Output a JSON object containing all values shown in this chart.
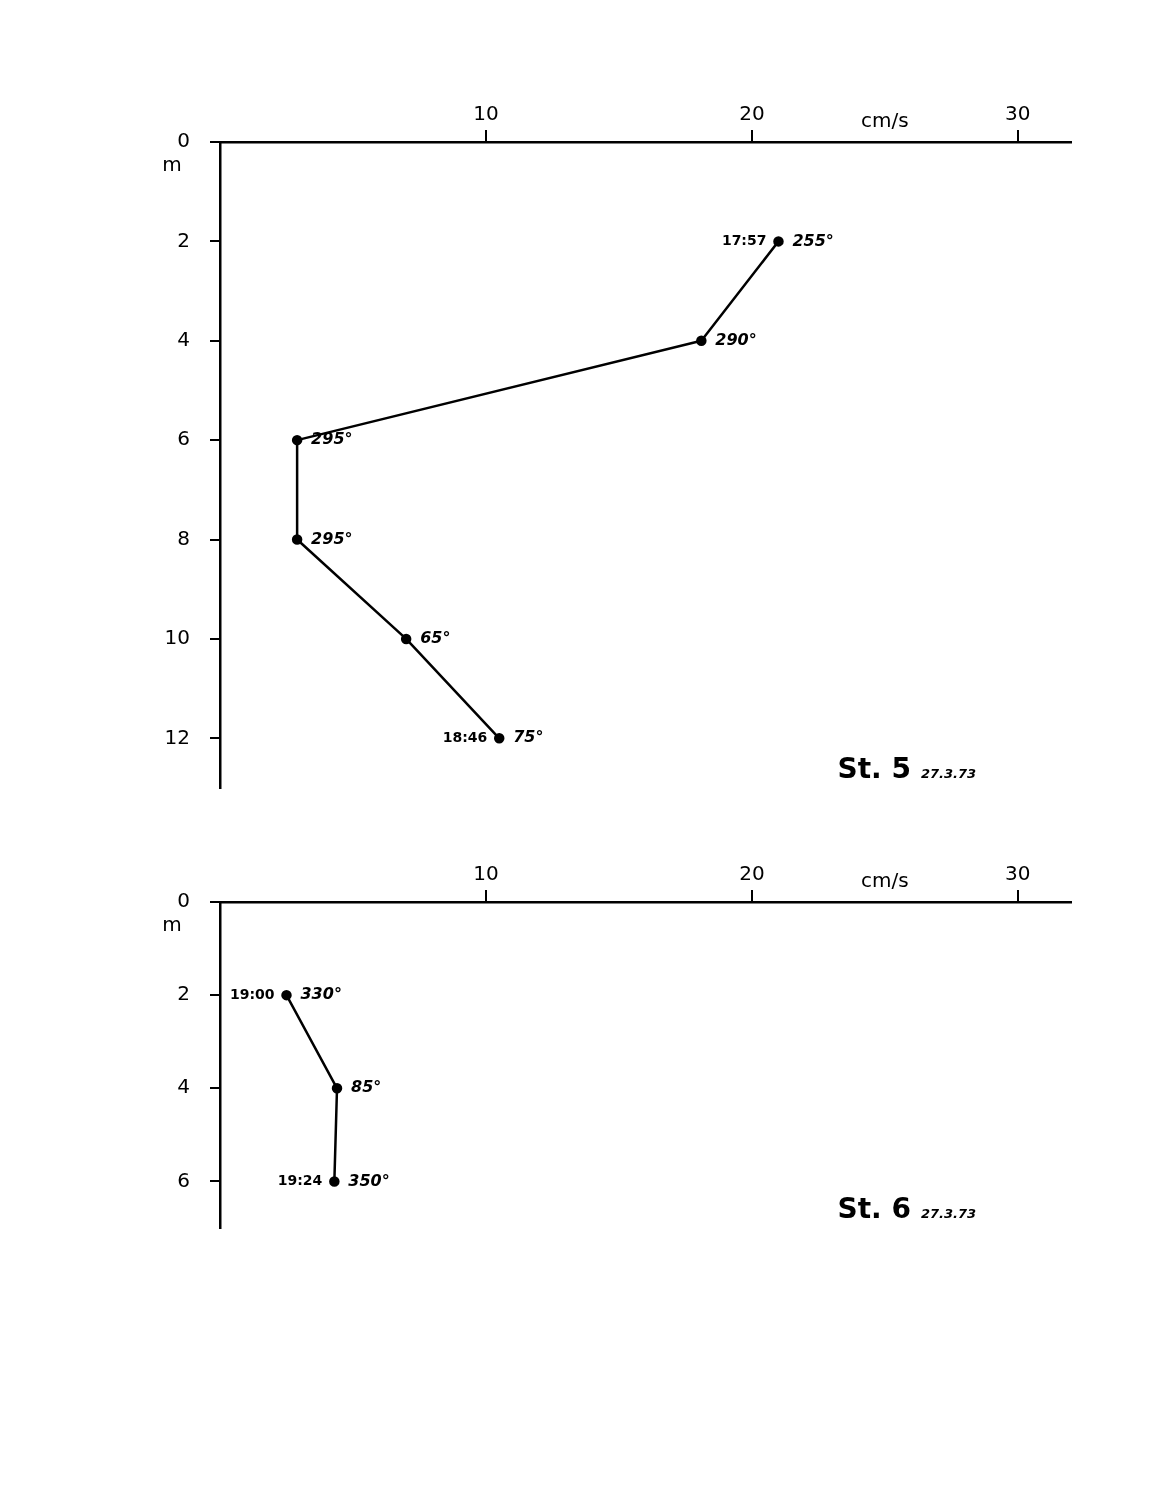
{
  "chart_data": [
    {
      "type": "line",
      "title": "St. 5",
      "subtitle": "27.3.73",
      "xlabel": "cm/s",
      "ylabel": "m",
      "series": [
        {
          "color": "#000000",
          "x": [
            21.0,
            18.1,
            2.9,
            2.9,
            7.0,
            10.5
          ],
          "values": [
            2,
            4,
            6,
            8,
            10,
            12
          ]
        }
      ],
      "xlim": [
        0,
        32
      ],
      "xticks": [
        10,
        20,
        30
      ],
      "ylim": [
        13,
        0
      ],
      "yticks": [
        0,
        2,
        4,
        6,
        8,
        10,
        12
      ],
      "grid": false,
      "legend": false,
      "marker": "circle",
      "line_style": "solid",
      "annotations": [
        {
          "text": "17:57",
          "x": 21.0,
          "y": 2
        },
        {
          "text": "255°",
          "x": 21.0,
          "y": 2
        },
        {
          "text": "290°",
          "x": 18.1,
          "y": 4
        },
        {
          "text": "295°",
          "x": 2.9,
          "y": 6
        },
        {
          "text": "295°",
          "x": 2.9,
          "y": 8
        },
        {
          "text": "65°",
          "x": 7.0,
          "y": 10
        },
        {
          "text": "18:46",
          "x": 10.5,
          "y": 12
        },
        {
          "text": "75°",
          "x": 10.5,
          "y": 12
        }
      ]
    },
    {
      "type": "line",
      "title": "St. 6",
      "subtitle": "27.3.73",
      "xlabel": "cm/s",
      "ylabel": "m",
      "series": [
        {
          "color": "#000000",
          "x": [
            2.5,
            4.4,
            4.3
          ],
          "values": [
            2,
            4,
            6
          ]
        }
      ],
      "xlim": [
        0,
        32
      ],
      "xticks": [
        10,
        20,
        30
      ],
      "ylim": [
        7,
        0
      ],
      "yticks": [
        0,
        2,
        4,
        6
      ],
      "grid": false,
      "legend": false,
      "marker": "circle",
      "line_style": "solid",
      "annotations": [
        {
          "text": "19:00",
          "x": 2.5,
          "y": 2
        },
        {
          "text": "330°",
          "x": 2.5,
          "y": 2
        },
        {
          "text": "85°",
          "x": 4.4,
          "y": 4
        },
        {
          "text": "19:24",
          "x": 4.3,
          "y": 6
        },
        {
          "text": "350°",
          "x": 4.3,
          "y": 6
        }
      ]
    }
  ]
}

+ + + + + + +

TASK OBJECTIVE = Reproduce the entries above without change, omitting all pictures.

COMPLETE OUTPUT =
Output a JSON object containing all values shown in this chart.
{
  "chart_data": [
    {
      "type": "line",
      "title": "St. 5",
      "subtitle": "27.3.73",
      "xlabel": "cm/s",
      "ylabel": "m",
      "series": [
        {
          "color": "#000000",
          "x": [
            21.0,
            18.1,
            2.9,
            2.9,
            7.0,
            10.5
          ],
          "values": [
            2,
            4,
            6,
            8,
            10,
            12
          ]
        }
      ],
      "xlim": [
        0,
        32
      ],
      "xticks": [
        10,
        20,
        30
      ],
      "ylim": [
        13,
        0
      ],
      "yticks": [
        0,
        2,
        4,
        6,
        8,
        10,
        12
      ],
      "grid": false,
      "legend": false,
      "marker": "circle",
      "line_style": "solid",
      "annotations": [
        {
          "text": "17:57",
          "x": 21.0,
          "y": 2
        },
        {
          "text": "255°",
          "x": 21.0,
          "y": 2
        },
        {
          "text": "290°",
          "x": 18.1,
          "y": 4
        },
        {
          "text": "295°",
          "x": 2.9,
          "y": 6
        },
        {
          "text": "295°",
          "x": 2.9,
          "y": 8
        },
        {
          "text": "65°",
          "x": 7.0,
          "y": 10
        },
        {
          "text": "18:46",
          "x": 10.5,
          "y": 12
        },
        {
          "text": "75°",
          "x": 10.5,
          "y": 12
        }
      ]
    },
    {
      "type": "line",
      "title": "St. 6",
      "subtitle": "27.3.73",
      "xlabel": "cm/s",
      "ylabel": "m",
      "series": [
        {
          "color": "#000000",
          "x": [
            2.5,
            4.4,
            4.3
          ],
          "values": [
            2,
            4,
            6
          ]
        }
      ],
      "xlim": [
        0,
        32
      ],
      "xticks": [
        10,
        20,
        30
      ],
      "ylim": [
        7,
        0
      ],
      "yticks": [
        0,
        2,
        4,
        6
      ],
      "grid": false,
      "legend": false,
      "marker": "circle",
      "line_style": "solid",
      "annotations": [
        {
          "text": "19:00",
          "x": 2.5,
          "y": 2
        },
        {
          "text": "330°",
          "x": 2.5,
          "y": 2
        },
        {
          "text": "85°",
          "x": 4.4,
          "y": 4
        },
        {
          "text": "19:24",
          "x": 4.3,
          "y": 6
        },
        {
          "text": "350°",
          "x": 4.3,
          "y": 6
        }
      ]
    }
  ]
}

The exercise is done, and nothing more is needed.